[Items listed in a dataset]
--

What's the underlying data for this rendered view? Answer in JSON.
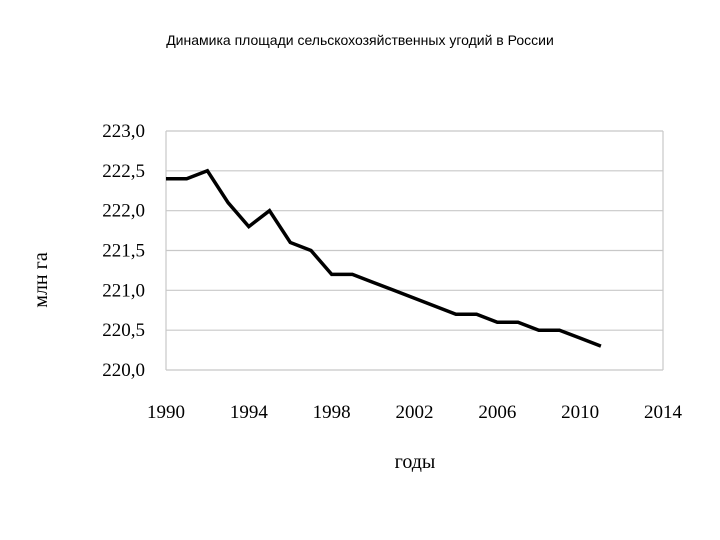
{
  "chart_data": {
    "type": "line",
    "title": "Динамика площади сельскохозяйственных угодий  в России",
    "xlabel": "годы",
    "ylabel": "млн га",
    "xlim": [
      1990,
      2014
    ],
    "ylim": [
      220.0,
      223.0
    ],
    "x_ticks": [
      "1990",
      "1994",
      "1998",
      "2002",
      "2006",
      "2010",
      "2014"
    ],
    "y_ticks": [
      "223,0",
      "222,5",
      "222,0",
      "221,5",
      "221,0",
      "220,5",
      "220,0"
    ],
    "grid": true,
    "series": [
      {
        "x": [
          1990,
          1991,
          1992,
          1993,
          1994,
          1995,
          1996,
          1997,
          1998,
          1999,
          2000,
          2001,
          2002,
          2003,
          2004,
          2005,
          2006,
          2007,
          2008,
          2009,
          2010,
          2011
        ],
        "values": [
          222.4,
          222.4,
          222.5,
          222.1,
          221.8,
          222.0,
          221.6,
          221.5,
          221.2,
          221.2,
          221.1,
          221.0,
          220.9,
          220.8,
          220.7,
          220.7,
          220.6,
          220.6,
          220.5,
          220.5,
          220.4,
          220.3
        ],
        "color": "#000000"
      }
    ]
  }
}
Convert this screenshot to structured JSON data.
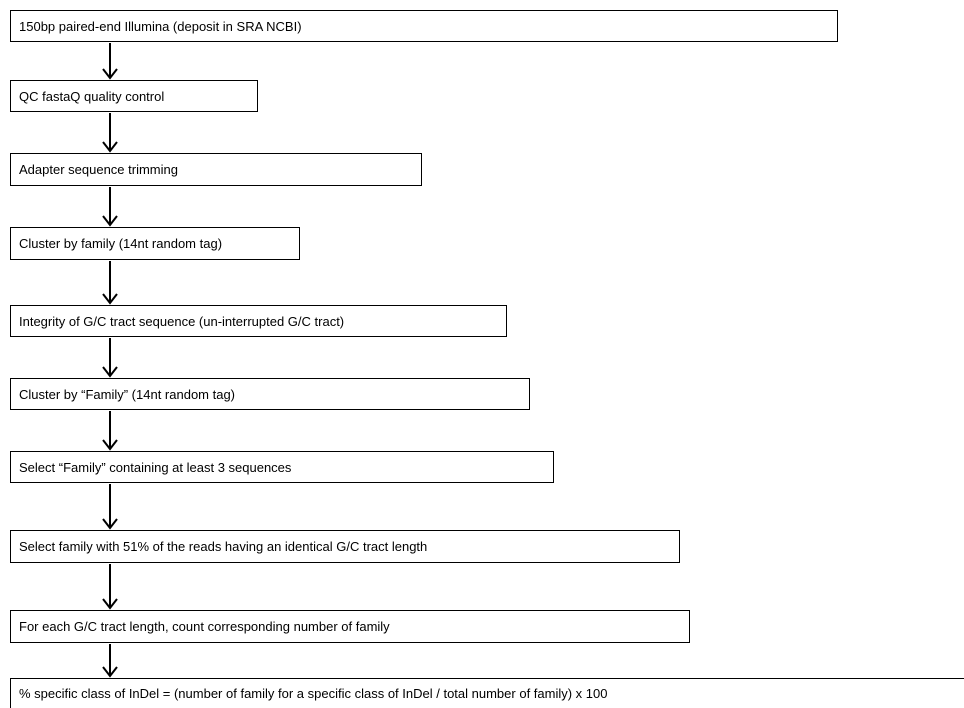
{
  "flowchart": {
    "steps": [
      {
        "label": "150bp paired-end Illumina (deposit in SRA NCBI)"
      },
      {
        "label": "QC fastaQ quality control"
      },
      {
        "label": "Adapter sequence trimming"
      },
      {
        "label": "Cluster by family (14nt random tag)"
      },
      {
        "label": "Integrity of G/C tract sequence (un-interrupted G/C tract)"
      },
      {
        "label": "Cluster by “Family” (14nt random tag)"
      },
      {
        "label": "Select “Family” containing at least 3 sequences"
      },
      {
        "label": "Select family with 51% of the reads having an identical G/C tract length"
      },
      {
        "label": "For each G/C tract length, count corresponding number of family"
      },
      {
        "label": "% specific  class of InDel = (number of family for a specific class of InDel / total number of family) x 100"
      }
    ]
  },
  "colors": {
    "box_border": "#000000",
    "arrow": "#000000",
    "text": "#000000",
    "background": "#ffffff"
  }
}
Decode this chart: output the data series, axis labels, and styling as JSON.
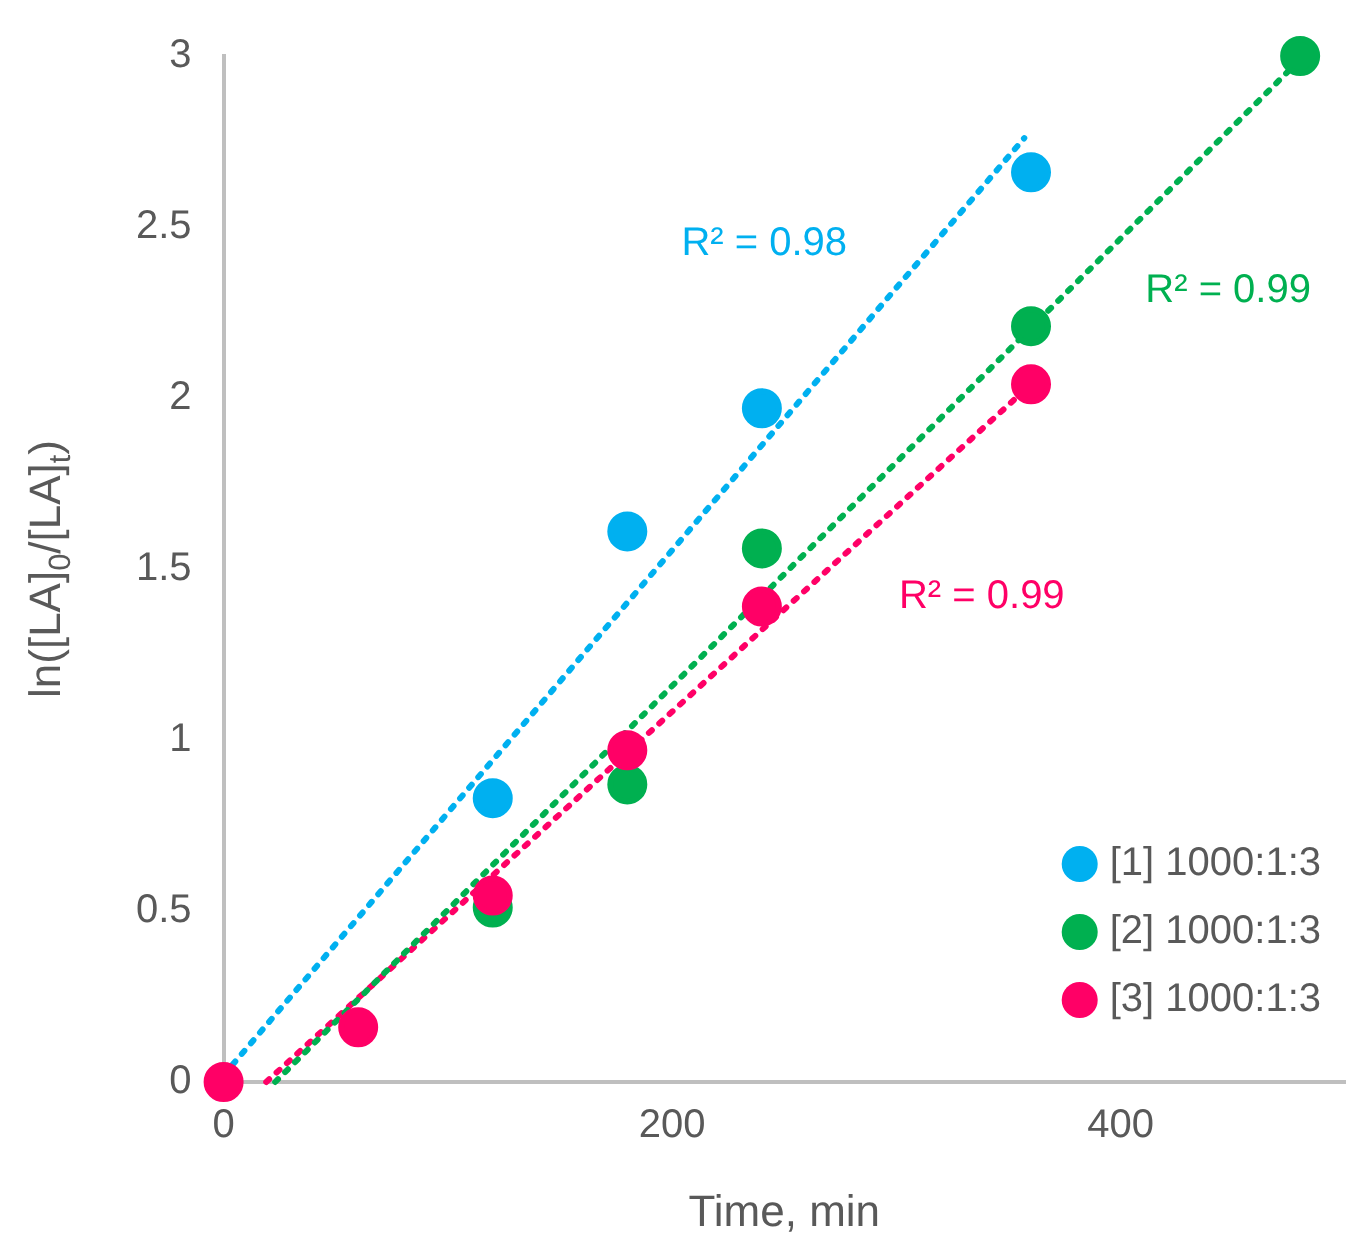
{
  "chart_data": {
    "type": "scatter",
    "xlabel": "Time, min",
    "ylabel": "ln([LA]$_{0}$/[LA]$_{t}$)",
    "xlim": [
      0,
      500
    ],
    "xticks": [
      0,
      200,
      400
    ],
    "ylim": [
      0,
      3
    ],
    "yticks": [
      0,
      0.5,
      1,
      1.5,
      2,
      2.5,
      3
    ],
    "grid": false,
    "legend": "bottom right",
    "marker": "circle",
    "series": [
      {
        "name": "[1] 1000:1:3",
        "color": "#00b0f0",
        "x": [
          120,
          180,
          240,
          360
        ],
        "values": [
          0.83,
          1.61,
          1.97,
          2.66
        ]
      },
      {
        "name": "[2] 1000:1:3",
        "color": "#00b050",
        "x": [
          120,
          180,
          240,
          360,
          480
        ],
        "values": [
          0.51,
          0.87,
          1.56,
          2.21,
          3.0
        ]
      },
      {
        "name": "[3] 1000:1:3",
        "color": "#ff0066",
        "x": [
          0,
          60,
          120,
          180,
          240,
          360
        ],
        "values": [
          0,
          0.16,
          0.545,
          0.97,
          1.39,
          2.04
        ]
      },
      {
        "type": "line",
        "color": "#00b0f0",
        "x": [
          0,
          357
        ],
        "values": [
          0.02,
          2.76
        ],
        "marker": "none",
        "line_style": "dotted"
      },
      {
        "type": "line",
        "color": "#00b050",
        "x": [
          23,
          480
        ],
        "values": [
          0,
          2.99
        ],
        "marker": "none",
        "line_style": "dotted"
      },
      {
        "type": "line",
        "color": "#ff0066",
        "x": [
          19,
          355
        ],
        "values": [
          0,
          2.01
        ],
        "marker": "none",
        "line_style": "dotted"
      }
    ],
    "annotations": [
      "R² = 0.98",
      "R² = 0.99",
      "R² = 0.99"
    ]
  }
}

--

# [EXERCISE INSTRUCTIONS]
Reproduce the entries above exactly. Do not include the images.

# [TASK ANSWER]
What's the underlying data for this rendered view? Answer in JSON.
{
  "chart_data": {
    "type": "line",
    "title": "Динамика площади сельскохозяйственных угодий  в России",
    "xlabel": "годы",
    "ylabel": "млн га",
    "xlim": [
      1990,
      2014
    ],
    "ylim": [
      220.0,
      223.0
    ],
    "x_ticks": [
      "1990",
      "1994",
      "1998",
      "2002",
      "2006",
      "2010",
      "2014"
    ],
    "y_ticks": [
      "223,0",
      "222,5",
      "222,0",
      "221,5",
      "221,0",
      "220,5",
      "220,0"
    ],
    "grid": true,
    "series": [
      {
        "x": [
          1990,
          1991,
          1992,
          1993,
          1994,
          1995,
          1996,
          1997,
          1998,
          1999,
          2000,
          2001,
          2002,
          2003,
          2004,
          2005,
          2006,
          2007,
          2008,
          2009,
          2010,
          2011
        ],
        "values": [
          222.4,
          222.4,
          222.5,
          222.1,
          221.8,
          222.0,
          221.6,
          221.5,
          221.2,
          221.2,
          221.1,
          221.0,
          220.9,
          220.8,
          220.7,
          220.7,
          220.6,
          220.6,
          220.5,
          220.5,
          220.4,
          220.3
        ],
        "color": "#000000"
      }
    ]
  }
}
Convert this screenshot to structured JSON data.
{
  "flowchart": {
    "steps": [
      {
        "label": "150bp paired-end Illumina (deposit in SRA NCBI)"
      },
      {
        "label": "QC fastaQ quality control"
      },
      {
        "label": "Adapter sequence trimming"
      },
      {
        "label": "Cluster by family (14nt random tag)"
      },
      {
        "label": "Integrity of G/C tract sequence (un-interrupted G/C tract)"
      },
      {
        "label": "Cluster by “Family” (14nt random tag)"
      },
      {
        "label": "Select “Family” containing at least 3 sequences"
      },
      {
        "label": "Select family with 51% of the reads having an identical G/C tract length"
      },
      {
        "label": "For each G/C tract length, count corresponding number of family"
      },
      {
        "label": "% specific  class of InDel = (number of family for a specific class of InDel / total number of family) x 100"
      }
    ]
  },
  "colors": {
    "box_border": "#000000",
    "arrow": "#000000",
    "text": "#000000",
    "background": "#ffffff"
  }
}
Decode this chart: output the data series, axis labels, and styling as JSON.
{
  "chart_data": {
    "type": "scatter",
    "xlabel": "Time, min",
    "ylabel": "ln([LA]$_{0}$/[LA]$_{t}$)",
    "xlim": [
      0,
      500
    ],
    "xticks": [
      0,
      200,
      400
    ],
    "ylim": [
      0,
      3
    ],
    "yticks": [
      0,
      0.5,
      1,
      1.5,
      2,
      2.5,
      3
    ],
    "grid": false,
    "legend": "bottom right",
    "marker": "circle",
    "series": [
      {
        "name": "[1] 1000:1:3",
        "color": "#00b0f0",
        "x": [
          120,
          180,
          240,
          360
        ],
        "values": [
          0.83,
          1.61,
          1.97,
          2.66
        ]
      },
      {
        "name": "[2] 1000:1:3",
        "color": "#00b050",
        "x": [
          120,
          180,
          240,
          360,
          480
        ],
        "values": [
          0.51,
          0.87,
          1.56,
          2.21,
          3.0
        ]
      },
      {
        "name": "[3] 1000:1:3",
        "color": "#ff0066",
        "x": [
          0,
          60,
          120,
          180,
          240,
          360
        ],
        "values": [
          0,
          0.16,
          0.545,
          0.97,
          1.39,
          2.04
        ]
      },
      {
        "type": "line",
        "color": "#00b0f0",
        "x": [
          0,
          357
        ],
        "values": [
          0.02,
          2.76
        ],
        "marker": "none",
        "line_style": "dotted"
      },
      {
        "type": "line",
        "color": "#00b050",
        "x": [
          23,
          480
        ],
        "values": [
          0,
          2.99
        ],
        "marker": "none",
        "line_style": "dotted"
      },
      {
        "type": "line",
        "color": "#ff0066",
        "x": [
          19,
          355
        ],
        "values": [
          0,
          2.01
        ],
        "marker": "none",
        "line_style": "dotted"
      }
    ],
    "annotations": [
      "R² = 0.98",
      "R² = 0.99",
      "R² = 0.99"
    ]
  }
}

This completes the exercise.